■ **Provided material**:

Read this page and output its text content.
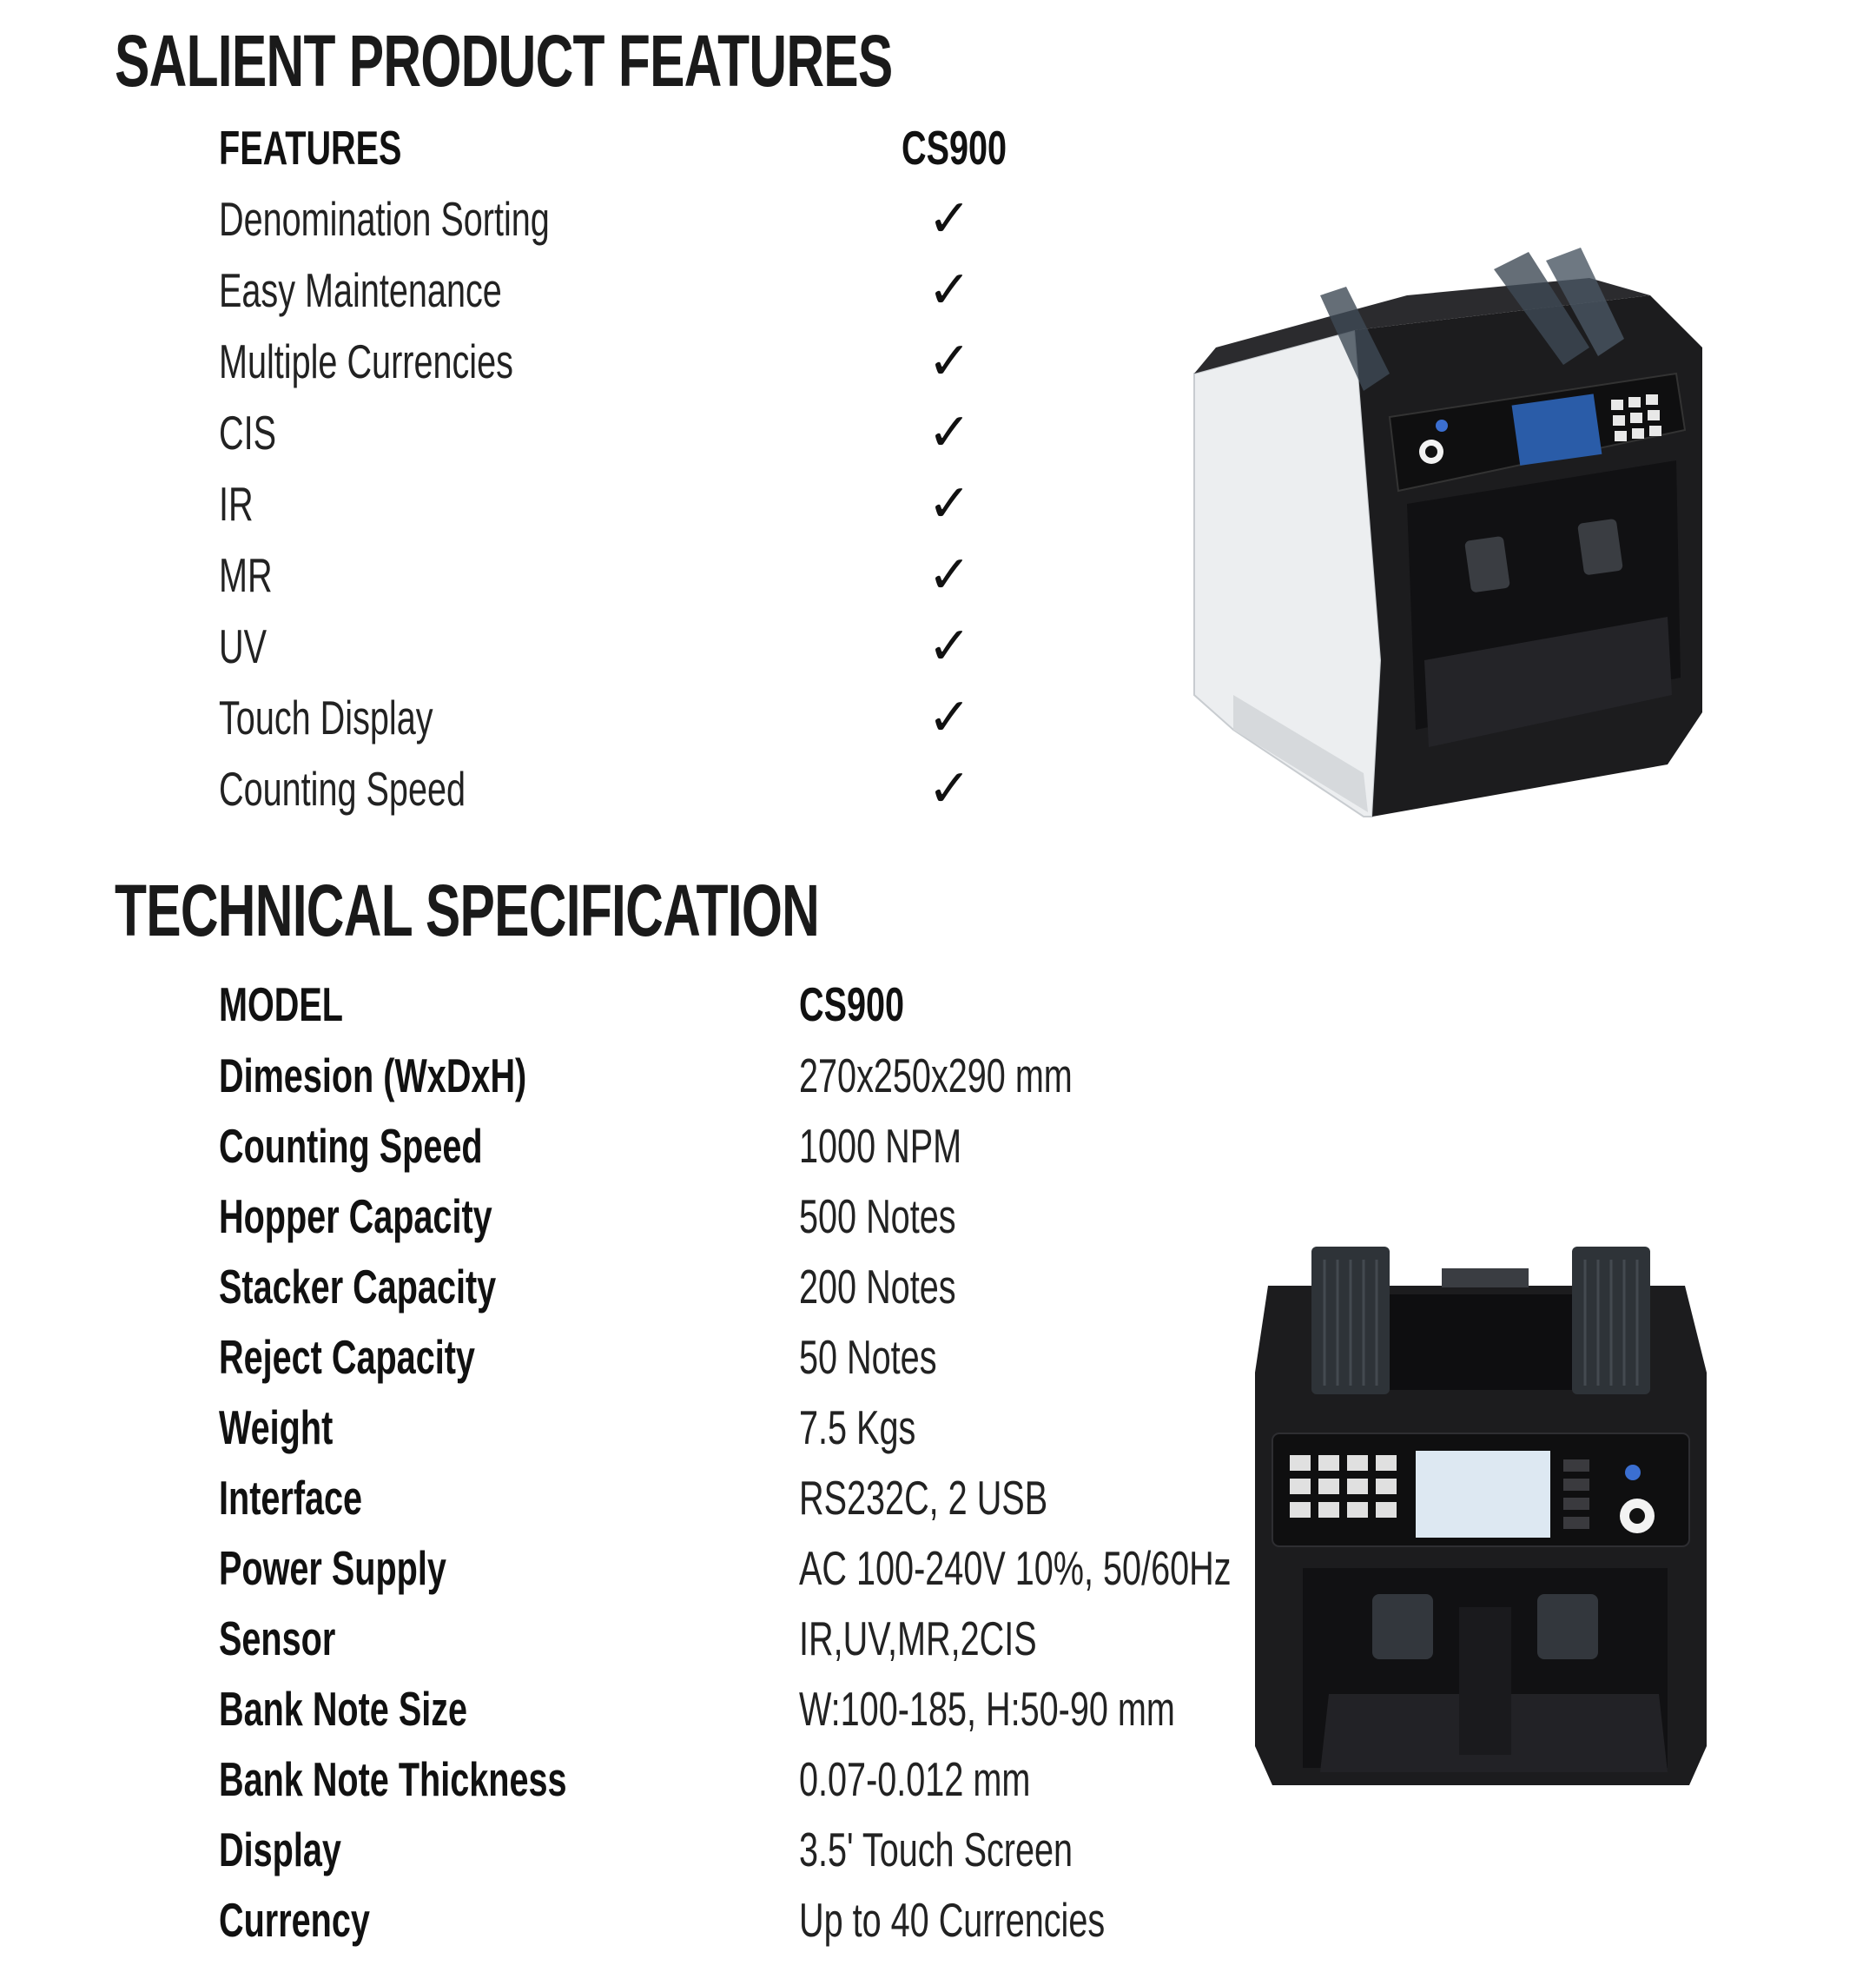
SALIENT PRODUCT FEATURES
FEATURES	CS900
Denomination Sorting	✓
Easy Maintenance	✓
Multiple Currencies	✓
CIS	✓
IR	✓
MR	✓
UV	✓
Touch Display	✓
Counting Speed	✓
TECHNICAL SPECIFICATION
MODEL	CS900
Dimesion (WxDxH)	270x250x290 mm
Counting Speed	1000 NPM
Hopper Capacity	500 Notes
Stacker Capacity	200 Notes
Reject Capacity	50 Notes
Weight	7.5 Kgs
Interface	RS232C, 2 USB
Power Supply	AC 100-240V 10%, 50/60Hz
Sensor	IR,UV,MR,2CIS
Bank Note Size	W:100-185, H:50-90 mm
Bank Note Thickness	0.07-0.012 mm
Display	3.5' Touch Screen
Currency	Up to 40 Currencies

■ **Required work**: Reproduce every record above exactly, but leave out the pictures.

■ **Exercise answer**:
Read this page and output its text content.
SALIENT PRODUCT FEATURES
FEATURES	CS900
Denomination Sorting	✓
Easy Maintenance	✓
Multiple Currencies	✓
CIS	✓
IR	✓
MR	✓
UV	✓
Touch Display	✓
Counting Speed	✓
TECHNICAL SPECIFICATION
MODEL	CS900
Dimesion (WxDxH)	270x250x290 mm
Counting Speed	1000 NPM
Hopper Capacity	500 Notes
Stacker Capacity	200 Notes
Reject Capacity	50 Notes
Weight	7.5 Kgs
Interface	RS232C, 2 USB
Power Supply	AC 100-240V 10%, 50/60Hz
Sensor	IR,UV,MR,2CIS
Bank Note Size	W:100-185, H:50-90 mm
Bank Note Thickness	0.07-0.012 mm
Display	3.5' Touch Screen
Currency	Up to 40 Currencies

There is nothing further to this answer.